⟨
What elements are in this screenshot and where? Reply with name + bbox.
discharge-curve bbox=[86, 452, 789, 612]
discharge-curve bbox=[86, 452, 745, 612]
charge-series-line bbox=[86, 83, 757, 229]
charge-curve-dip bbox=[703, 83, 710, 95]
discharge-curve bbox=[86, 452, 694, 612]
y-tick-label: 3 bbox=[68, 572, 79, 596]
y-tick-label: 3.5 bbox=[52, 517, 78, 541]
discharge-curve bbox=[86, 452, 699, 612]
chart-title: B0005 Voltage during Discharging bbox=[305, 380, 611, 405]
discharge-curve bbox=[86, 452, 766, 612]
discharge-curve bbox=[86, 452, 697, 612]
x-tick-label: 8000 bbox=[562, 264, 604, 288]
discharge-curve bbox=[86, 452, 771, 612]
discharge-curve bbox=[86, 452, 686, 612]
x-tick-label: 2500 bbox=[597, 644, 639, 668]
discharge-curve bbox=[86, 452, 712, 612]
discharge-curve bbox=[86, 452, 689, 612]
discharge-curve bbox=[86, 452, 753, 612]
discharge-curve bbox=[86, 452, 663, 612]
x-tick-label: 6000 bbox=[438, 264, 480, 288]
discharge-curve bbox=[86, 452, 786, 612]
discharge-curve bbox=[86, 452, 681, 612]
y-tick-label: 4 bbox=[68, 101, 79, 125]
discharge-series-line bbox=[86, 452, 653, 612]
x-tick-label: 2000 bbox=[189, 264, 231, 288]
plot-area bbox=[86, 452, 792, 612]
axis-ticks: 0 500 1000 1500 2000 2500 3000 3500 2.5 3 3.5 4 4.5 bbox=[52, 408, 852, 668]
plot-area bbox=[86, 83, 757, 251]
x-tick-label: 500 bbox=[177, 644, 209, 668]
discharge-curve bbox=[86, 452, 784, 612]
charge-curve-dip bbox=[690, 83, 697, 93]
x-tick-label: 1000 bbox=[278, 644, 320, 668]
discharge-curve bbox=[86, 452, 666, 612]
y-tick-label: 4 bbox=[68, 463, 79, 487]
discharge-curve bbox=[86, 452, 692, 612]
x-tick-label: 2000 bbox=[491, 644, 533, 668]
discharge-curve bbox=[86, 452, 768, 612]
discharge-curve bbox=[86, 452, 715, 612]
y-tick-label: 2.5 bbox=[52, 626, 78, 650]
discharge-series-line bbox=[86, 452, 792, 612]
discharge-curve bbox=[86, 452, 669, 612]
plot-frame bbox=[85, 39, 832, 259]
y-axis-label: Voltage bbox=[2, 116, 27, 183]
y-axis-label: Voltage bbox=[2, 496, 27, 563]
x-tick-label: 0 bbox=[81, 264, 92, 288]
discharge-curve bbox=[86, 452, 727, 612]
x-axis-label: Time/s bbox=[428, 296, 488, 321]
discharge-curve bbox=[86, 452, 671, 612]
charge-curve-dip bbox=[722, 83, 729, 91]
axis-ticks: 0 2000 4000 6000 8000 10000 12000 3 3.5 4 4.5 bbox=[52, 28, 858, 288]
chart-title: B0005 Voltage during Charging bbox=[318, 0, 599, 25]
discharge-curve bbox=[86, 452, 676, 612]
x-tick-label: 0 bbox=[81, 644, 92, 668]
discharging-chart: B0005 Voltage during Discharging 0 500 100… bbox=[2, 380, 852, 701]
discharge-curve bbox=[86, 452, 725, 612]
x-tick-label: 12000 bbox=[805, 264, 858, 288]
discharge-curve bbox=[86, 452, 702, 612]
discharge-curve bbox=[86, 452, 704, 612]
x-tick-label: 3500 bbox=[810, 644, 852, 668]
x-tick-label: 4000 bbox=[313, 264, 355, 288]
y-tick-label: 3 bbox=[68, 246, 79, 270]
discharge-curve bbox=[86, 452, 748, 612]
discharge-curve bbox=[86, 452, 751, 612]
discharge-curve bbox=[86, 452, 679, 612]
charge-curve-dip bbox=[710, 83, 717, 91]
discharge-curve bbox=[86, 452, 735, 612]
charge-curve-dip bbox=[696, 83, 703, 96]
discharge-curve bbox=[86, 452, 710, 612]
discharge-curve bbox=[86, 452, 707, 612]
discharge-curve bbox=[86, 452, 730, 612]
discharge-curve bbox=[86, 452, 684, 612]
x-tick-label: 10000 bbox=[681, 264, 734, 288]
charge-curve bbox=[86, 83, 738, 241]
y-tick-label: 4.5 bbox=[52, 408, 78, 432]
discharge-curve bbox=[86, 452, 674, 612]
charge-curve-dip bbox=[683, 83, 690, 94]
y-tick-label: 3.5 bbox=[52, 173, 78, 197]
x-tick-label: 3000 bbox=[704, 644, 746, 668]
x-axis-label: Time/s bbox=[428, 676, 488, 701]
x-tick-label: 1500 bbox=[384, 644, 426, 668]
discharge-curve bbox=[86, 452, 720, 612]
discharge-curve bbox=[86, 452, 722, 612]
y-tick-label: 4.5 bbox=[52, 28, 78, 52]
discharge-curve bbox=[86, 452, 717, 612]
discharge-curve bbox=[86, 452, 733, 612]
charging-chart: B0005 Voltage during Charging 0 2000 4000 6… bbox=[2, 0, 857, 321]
⟩
▶ [TASK DESCRIPTION] How many lines of the material above contain the string "during"? Reply with the number only.

▶ [SOLUTION] 4